Stored data entries
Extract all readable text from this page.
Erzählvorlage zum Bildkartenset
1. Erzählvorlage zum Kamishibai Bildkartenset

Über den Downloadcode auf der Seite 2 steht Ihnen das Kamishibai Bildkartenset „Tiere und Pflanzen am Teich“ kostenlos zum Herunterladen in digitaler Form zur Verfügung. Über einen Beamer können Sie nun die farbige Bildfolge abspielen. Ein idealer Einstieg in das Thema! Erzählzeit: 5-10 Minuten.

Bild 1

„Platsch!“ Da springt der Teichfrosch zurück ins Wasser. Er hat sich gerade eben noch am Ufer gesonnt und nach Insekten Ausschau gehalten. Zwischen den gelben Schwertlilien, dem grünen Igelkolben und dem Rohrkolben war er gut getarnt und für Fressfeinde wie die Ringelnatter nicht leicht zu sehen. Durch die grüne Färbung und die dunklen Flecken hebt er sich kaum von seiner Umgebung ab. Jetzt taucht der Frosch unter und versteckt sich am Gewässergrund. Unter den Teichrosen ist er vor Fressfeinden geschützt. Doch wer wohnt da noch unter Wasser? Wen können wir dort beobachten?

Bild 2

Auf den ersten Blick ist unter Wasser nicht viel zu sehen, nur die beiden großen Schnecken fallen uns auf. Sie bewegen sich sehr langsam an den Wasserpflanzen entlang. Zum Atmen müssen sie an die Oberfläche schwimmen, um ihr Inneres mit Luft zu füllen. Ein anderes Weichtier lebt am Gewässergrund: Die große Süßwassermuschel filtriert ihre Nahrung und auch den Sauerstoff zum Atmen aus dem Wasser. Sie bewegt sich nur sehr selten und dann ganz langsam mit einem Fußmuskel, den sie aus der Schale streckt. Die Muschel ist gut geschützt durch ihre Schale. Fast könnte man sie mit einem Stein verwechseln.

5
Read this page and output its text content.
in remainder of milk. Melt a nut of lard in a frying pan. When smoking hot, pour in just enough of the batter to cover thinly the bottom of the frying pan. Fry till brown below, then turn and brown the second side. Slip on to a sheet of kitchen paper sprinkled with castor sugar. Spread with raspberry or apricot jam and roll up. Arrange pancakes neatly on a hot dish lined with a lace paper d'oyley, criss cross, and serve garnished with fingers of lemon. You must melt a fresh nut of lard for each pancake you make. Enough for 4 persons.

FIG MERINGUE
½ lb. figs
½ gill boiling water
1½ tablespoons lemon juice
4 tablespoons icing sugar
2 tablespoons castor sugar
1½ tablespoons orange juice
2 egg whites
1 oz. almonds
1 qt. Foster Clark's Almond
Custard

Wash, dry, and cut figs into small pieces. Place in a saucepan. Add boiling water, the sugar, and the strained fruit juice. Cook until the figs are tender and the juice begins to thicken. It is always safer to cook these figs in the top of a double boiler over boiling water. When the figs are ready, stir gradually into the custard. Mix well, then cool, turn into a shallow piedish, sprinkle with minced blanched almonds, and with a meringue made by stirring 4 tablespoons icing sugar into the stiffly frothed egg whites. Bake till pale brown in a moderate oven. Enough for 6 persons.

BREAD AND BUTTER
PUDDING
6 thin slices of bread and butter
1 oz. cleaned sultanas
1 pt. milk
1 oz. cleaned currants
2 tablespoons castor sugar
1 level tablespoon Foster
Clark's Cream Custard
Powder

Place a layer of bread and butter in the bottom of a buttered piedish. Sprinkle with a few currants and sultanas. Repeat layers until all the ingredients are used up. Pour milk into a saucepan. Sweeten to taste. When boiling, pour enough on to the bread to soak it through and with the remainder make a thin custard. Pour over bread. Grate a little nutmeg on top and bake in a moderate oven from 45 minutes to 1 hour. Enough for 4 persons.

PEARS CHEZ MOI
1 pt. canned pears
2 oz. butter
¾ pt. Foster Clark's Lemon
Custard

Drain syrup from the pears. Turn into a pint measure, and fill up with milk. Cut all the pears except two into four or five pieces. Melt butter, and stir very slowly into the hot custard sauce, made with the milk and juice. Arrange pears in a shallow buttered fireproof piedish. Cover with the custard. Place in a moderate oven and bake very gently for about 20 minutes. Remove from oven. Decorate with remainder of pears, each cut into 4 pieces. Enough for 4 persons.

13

§ What this task involves
Write the data from above out again, exactly.

§ Exercise response
Extract all readable text from this page.
Erzählvorlage zum Bildkartenset
1. Erzählvorlage zum Kamishibai Bildkartenset

Über den Downloadcode auf der Seite 2 steht Ihnen das Kamishibai Bildkartenset „Tiere und Pflanzen am Teich“ kostenlos zum Herunterladen in digitaler Form zur Verfügung. Über einen Beamer können Sie nun die farbige Bildfolge abspielen. Ein idealer Einstieg in das Thema! Erzählzeit: 5-10 Minuten.

Bild 1

„Platsch!“ Da springt der Teichfrosch zurück ins Wasser. Er hat sich gerade eben noch am Ufer gesonnt und nach Insekten Ausschau gehalten. Zwischen den gelben Schwertlilien, dem grünen Igelkolben und dem Rohrkolben war er gut getarnt und für Fressfeinde wie die Ringelnatter nicht leicht zu sehen. Durch die grüne Färbung und die dunklen Flecken hebt er sich kaum von seiner Umgebung ab. Jetzt taucht der Frosch unter und versteckt sich am Gewässergrund. Unter den Teichrosen ist er vor Fressfeinden geschützt. Doch wer wohnt da noch unter Wasser? Wen können wir dort beobachten?

Bild 2

Auf den ersten Blick ist unter Wasser nicht viel zu sehen, nur die beiden großen Schnecken fallen uns auf. Sie bewegen sich sehr langsam an den Wasserpflanzen entlang. Zum Atmen müssen sie an die Oberfläche schwimmen, um ihr Inneres mit Luft zu füllen. Ein anderes Weichtier lebt am Gewässergrund: Die große Süßwassermuschel filtriert ihre Nahrung und auch den Sauerstoff zum Atmen aus dem Wasser. Sie bewegt sich nur sehr selten und dann ganz langsam mit einem Fußmuskel, den sie aus der Schale streckt. Die Muschel ist gut geschützt durch ihre Schale. Fast könnte man sie mit einem Stein verwechseln.

5
Read this page and output its text content.
in remainder of milk. Melt a nut of lard in a frying pan. When smoking hot, pour in just enough of the batter to cover thinly the bottom of the frying pan. Fry till brown below, then turn and brown the second side. Slip on to a sheet of kitchen paper sprinkled with castor sugar. Spread with raspberry or apricot jam and roll up. Arrange pancakes neatly on a hot dish lined with a lace paper d'oyley, criss cross, and serve garnished with fingers of lemon. You must melt a fresh nut of lard for each pancake you make. Enough for 4 persons.

FIG MERINGUE
½ lb. figs
½ gill boiling water
1½ tablespoons lemon juice
4 tablespoons icing sugar
2 tablespoons castor sugar
1½ tablespoons orange juice
2 egg whites
1 oz. almonds
1 qt. Foster Clark's Almond
Custard

Wash, dry, and cut figs into small pieces. Place in a saucepan. Add boiling water, the sugar, and the strained fruit juice. Cook until the figs are tender and the juice begins to thicken. It is always safer to cook these figs in the top of a double boiler over boiling water. When the figs are ready, stir gradually into the custard. Mix well, then cool, turn into a shallow piedish, sprinkle with minced blanched almonds, and with a meringue made by stirring 4 tablespoons icing sugar into the stiffly frothed egg whites. Bake till pale brown in a moderate oven. Enough for 6 persons.

BREAD AND BUTTER
PUDDING
6 thin slices of bread and butter
1 oz. cleaned sultanas
1 pt. milk
1 oz. cleaned currants
2 tablespoons castor sugar
1 level tablespoon Foster
Clark's Cream Custard
Powder

Place a layer of bread and butter in the bottom of a buttered piedish. Sprinkle with a few currants and sultanas. Repeat layers until all the ingredients are used up. Pour milk into a saucepan. Sweeten to taste. When boiling, pour enough on to the bread to soak it through and with the remainder make a thin custard. Pour over bread. Grate a little nutmeg on top and bake in a moderate oven from 45 minutes to 1 hour. Enough for 4 persons.

PEARS CHEZ MOI
1 pt. canned pears
2 oz. butter
¾ pt. Foster Clark's Lemon
Custard

Drain syrup from the pears. Turn into a pint measure, and fill up with milk. Cut all the pears except two into four or five pieces. Melt butter, and stir very slowly into the hot custard sauce, made with the milk and juice. Arrange pears in a shallow buttered fireproof piedish. Cover with the custard. Place in a moderate oven and bake very gently for about 20 minutes. Remove from oven. Decorate with remainder of pears, each cut into 4 pieces. Enough for 4 persons.

13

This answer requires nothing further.